THE TASK:
Reproduce each line exactly.

SOURCE RECORDS:
____________________

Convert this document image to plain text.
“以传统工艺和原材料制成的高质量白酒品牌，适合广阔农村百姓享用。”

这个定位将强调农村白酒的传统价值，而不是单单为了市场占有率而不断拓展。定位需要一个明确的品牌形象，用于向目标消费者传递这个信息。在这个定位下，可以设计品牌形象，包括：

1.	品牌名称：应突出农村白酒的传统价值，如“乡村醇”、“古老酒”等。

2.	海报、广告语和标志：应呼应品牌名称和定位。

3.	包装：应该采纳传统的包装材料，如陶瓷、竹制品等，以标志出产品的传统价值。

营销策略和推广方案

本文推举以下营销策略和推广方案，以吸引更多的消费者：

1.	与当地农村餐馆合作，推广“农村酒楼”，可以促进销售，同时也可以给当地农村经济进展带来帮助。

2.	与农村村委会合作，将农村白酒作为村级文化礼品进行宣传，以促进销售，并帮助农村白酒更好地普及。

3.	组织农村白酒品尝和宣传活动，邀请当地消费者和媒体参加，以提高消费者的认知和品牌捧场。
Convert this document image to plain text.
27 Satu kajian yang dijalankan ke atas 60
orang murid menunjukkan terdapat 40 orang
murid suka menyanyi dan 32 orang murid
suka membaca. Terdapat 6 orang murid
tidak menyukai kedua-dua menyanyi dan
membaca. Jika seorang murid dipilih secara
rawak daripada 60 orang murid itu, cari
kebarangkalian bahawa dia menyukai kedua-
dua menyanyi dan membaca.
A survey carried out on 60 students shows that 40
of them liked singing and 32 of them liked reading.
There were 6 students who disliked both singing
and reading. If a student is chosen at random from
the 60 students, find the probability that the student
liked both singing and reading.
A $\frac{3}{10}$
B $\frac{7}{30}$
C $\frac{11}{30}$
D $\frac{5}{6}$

____________________

EXERCISE RESPONSE:
Convert this document image to plain text.
“以传统工艺和原材料制成的高质量白酒品牌，适合广阔农村百姓享用。”

这个定位将强调农村白酒的传统价值，而不是单单为了市场占有率而不断拓展。定位需要一个明确的品牌形象，用于向目标消费者传递这个信息。在这个定位下，可以设计品牌形象，包括：

1.	品牌名称：应突出农村白酒的传统价值，如“乡村醇”、“古老酒”等。

2.	海报、广告语和标志：应呼应品牌名称和定位。

3.	包装：应该采纳传统的包装材料，如陶瓷、竹制品等，以标志出产品的传统价值。

营销策略和推广方案

本文推举以下营销策略和推广方案，以吸引更多的消费者：

1.	与当地农村餐馆合作，推广“农村酒楼”，可以促进销售，同时也可以给当地农村经济进展带来帮助。

2.	与农村村委会合作，将农村白酒作为村级文化礼品进行宣传，以促进销售，并帮助农村白酒更好地普及。

3.	组织农村白酒品尝和宣传活动，邀请当地消费者和媒体参加，以提高消费者的认知和品牌捧场。
Convert this document image to plain text.
27 Satu kajian yang dijalankan ke atas 60
orang murid menunjukkan terdapat 40 orang
murid suka menyanyi dan 32 orang murid
suka membaca. Terdapat 6 orang murid
tidak menyukai kedua-dua menyanyi dan
membaca. Jika seorang murid dipilih secara
rawak daripada 60 orang murid itu, cari
kebarangkalian bahawa dia menyukai kedua-
dua menyanyi dan membaca.
A survey carried out on 60 students shows that 40
of them liked singing and 32 of them liked reading.
There were 6 students who disliked both singing
and reading. If a student is chosen at random from
the 60 students, find the probability that the student
liked both singing and reading.
A $\frac{3}{10}$
B $\frac{7}{30}$
C $\frac{11}{30}$
D $\frac{5}{6}$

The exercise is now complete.